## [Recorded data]
——————

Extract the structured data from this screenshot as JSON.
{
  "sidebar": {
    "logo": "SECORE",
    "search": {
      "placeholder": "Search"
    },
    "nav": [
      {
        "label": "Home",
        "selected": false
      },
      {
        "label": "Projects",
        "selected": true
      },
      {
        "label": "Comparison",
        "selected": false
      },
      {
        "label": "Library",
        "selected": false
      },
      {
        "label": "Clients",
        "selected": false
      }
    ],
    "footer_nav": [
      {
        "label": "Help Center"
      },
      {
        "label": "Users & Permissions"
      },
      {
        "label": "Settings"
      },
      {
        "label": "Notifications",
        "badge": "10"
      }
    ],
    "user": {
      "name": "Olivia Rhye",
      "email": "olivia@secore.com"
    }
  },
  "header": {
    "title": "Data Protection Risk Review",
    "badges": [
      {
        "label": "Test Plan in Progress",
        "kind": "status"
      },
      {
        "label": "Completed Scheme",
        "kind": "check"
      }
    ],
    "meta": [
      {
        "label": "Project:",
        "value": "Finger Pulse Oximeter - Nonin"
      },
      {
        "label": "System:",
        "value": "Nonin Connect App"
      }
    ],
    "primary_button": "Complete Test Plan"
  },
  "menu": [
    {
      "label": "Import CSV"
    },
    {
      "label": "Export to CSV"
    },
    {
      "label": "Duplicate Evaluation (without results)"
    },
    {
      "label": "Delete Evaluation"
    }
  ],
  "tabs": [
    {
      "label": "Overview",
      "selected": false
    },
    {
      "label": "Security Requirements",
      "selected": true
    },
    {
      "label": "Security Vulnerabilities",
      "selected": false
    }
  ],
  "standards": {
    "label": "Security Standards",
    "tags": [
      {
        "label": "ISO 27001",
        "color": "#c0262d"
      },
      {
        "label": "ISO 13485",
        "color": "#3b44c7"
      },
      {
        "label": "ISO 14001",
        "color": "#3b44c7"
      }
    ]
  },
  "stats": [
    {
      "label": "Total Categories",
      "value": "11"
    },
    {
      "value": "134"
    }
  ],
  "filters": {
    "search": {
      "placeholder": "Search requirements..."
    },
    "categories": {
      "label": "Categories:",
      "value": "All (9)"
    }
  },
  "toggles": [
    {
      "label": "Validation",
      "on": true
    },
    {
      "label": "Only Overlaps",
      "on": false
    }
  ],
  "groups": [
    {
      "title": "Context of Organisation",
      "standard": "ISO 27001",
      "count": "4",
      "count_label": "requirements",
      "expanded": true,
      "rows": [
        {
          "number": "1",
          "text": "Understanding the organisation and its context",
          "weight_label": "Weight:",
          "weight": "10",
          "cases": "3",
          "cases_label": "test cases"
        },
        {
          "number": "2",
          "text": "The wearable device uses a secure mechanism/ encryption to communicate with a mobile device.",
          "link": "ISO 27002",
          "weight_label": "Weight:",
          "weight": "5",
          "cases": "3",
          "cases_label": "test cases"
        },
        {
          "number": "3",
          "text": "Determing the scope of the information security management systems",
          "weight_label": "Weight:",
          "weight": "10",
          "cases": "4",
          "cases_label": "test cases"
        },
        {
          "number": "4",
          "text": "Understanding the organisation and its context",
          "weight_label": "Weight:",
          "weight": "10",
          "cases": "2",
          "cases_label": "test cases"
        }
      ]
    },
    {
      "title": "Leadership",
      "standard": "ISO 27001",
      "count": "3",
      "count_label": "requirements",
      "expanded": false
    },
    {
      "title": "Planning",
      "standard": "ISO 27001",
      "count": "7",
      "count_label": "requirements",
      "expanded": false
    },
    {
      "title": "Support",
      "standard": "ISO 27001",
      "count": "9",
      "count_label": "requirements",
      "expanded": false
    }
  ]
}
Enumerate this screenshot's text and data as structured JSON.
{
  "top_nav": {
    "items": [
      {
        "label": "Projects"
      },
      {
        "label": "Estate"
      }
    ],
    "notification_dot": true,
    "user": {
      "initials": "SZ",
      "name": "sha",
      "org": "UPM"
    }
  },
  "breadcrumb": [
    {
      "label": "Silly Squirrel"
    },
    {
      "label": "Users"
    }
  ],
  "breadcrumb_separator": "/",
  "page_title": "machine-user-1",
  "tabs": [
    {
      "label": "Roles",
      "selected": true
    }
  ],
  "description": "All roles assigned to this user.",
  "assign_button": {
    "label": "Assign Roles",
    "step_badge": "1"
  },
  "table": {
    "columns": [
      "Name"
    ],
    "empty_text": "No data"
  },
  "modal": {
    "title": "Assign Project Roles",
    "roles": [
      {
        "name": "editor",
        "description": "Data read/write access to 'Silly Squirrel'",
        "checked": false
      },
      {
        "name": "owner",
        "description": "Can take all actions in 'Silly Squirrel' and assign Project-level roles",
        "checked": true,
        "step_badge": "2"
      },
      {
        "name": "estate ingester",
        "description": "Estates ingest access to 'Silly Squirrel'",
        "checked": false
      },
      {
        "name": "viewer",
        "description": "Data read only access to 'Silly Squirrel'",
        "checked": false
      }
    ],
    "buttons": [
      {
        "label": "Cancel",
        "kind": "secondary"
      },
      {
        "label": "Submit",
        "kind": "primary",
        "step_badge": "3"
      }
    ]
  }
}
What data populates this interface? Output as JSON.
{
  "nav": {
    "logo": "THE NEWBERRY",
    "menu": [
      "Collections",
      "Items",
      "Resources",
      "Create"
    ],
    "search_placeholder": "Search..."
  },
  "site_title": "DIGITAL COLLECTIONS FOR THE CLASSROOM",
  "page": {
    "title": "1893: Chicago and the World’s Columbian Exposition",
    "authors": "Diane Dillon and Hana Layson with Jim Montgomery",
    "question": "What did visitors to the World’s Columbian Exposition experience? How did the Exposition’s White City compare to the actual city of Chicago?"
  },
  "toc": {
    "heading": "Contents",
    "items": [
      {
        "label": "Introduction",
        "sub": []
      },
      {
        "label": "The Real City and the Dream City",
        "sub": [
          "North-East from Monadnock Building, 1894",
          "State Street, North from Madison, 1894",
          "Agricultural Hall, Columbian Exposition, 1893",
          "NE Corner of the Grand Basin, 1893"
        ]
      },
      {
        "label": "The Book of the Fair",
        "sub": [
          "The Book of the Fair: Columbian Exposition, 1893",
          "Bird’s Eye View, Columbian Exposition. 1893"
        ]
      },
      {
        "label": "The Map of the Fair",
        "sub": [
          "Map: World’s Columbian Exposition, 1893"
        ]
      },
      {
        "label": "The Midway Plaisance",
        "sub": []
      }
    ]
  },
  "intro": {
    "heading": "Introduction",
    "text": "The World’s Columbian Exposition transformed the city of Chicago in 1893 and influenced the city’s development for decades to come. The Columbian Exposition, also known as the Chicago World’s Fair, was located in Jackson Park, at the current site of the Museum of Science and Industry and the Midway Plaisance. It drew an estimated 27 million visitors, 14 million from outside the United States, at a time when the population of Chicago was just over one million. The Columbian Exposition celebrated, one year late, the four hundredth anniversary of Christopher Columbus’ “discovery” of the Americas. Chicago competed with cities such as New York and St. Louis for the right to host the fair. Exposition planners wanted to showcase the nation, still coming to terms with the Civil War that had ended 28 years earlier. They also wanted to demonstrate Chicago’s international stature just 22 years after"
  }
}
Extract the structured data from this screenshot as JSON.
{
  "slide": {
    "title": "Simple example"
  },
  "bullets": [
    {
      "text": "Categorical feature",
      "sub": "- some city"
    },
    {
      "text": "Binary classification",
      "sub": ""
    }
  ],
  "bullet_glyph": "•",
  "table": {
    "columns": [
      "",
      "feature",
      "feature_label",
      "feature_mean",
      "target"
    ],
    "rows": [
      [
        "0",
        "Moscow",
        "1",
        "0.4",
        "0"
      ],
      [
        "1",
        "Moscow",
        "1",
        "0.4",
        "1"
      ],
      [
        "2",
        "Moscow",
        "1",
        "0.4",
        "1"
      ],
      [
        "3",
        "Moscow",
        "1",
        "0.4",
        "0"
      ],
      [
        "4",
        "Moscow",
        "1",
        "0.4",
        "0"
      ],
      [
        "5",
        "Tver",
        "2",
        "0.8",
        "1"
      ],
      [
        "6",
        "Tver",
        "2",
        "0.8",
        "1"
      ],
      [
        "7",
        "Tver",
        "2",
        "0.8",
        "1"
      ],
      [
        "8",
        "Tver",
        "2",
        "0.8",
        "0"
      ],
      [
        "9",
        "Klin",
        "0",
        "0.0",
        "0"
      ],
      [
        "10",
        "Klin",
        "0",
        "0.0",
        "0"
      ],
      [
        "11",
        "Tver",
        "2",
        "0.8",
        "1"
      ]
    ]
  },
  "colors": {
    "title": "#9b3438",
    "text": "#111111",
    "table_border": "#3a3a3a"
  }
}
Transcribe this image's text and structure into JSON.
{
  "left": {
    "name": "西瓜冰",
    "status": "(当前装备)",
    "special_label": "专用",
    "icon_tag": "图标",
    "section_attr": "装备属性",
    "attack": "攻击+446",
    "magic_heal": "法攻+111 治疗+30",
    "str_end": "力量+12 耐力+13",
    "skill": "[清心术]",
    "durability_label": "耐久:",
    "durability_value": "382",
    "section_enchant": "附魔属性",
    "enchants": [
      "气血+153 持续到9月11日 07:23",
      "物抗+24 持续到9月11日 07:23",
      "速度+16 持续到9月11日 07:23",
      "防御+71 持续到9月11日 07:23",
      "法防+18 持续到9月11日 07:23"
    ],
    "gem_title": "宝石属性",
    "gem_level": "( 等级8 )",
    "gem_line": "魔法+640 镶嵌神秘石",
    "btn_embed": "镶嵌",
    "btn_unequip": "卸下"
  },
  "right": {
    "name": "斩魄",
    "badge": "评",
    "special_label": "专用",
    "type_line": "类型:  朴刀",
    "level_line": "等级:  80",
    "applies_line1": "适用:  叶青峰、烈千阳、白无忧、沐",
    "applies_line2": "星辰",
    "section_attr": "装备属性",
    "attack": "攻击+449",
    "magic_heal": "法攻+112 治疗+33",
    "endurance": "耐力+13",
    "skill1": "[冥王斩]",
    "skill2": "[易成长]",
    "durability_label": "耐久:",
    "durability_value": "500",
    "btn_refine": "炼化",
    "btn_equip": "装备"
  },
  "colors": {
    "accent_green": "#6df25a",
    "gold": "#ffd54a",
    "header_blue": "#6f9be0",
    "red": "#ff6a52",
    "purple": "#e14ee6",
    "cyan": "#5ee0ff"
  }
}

——————

## [Task]
Find each line with the string "Nonin" and copy it out.

## [Problem solution]
        "value": "Finger Pulse Oximeter - Nonin"
        "value": "Nonin Connect App"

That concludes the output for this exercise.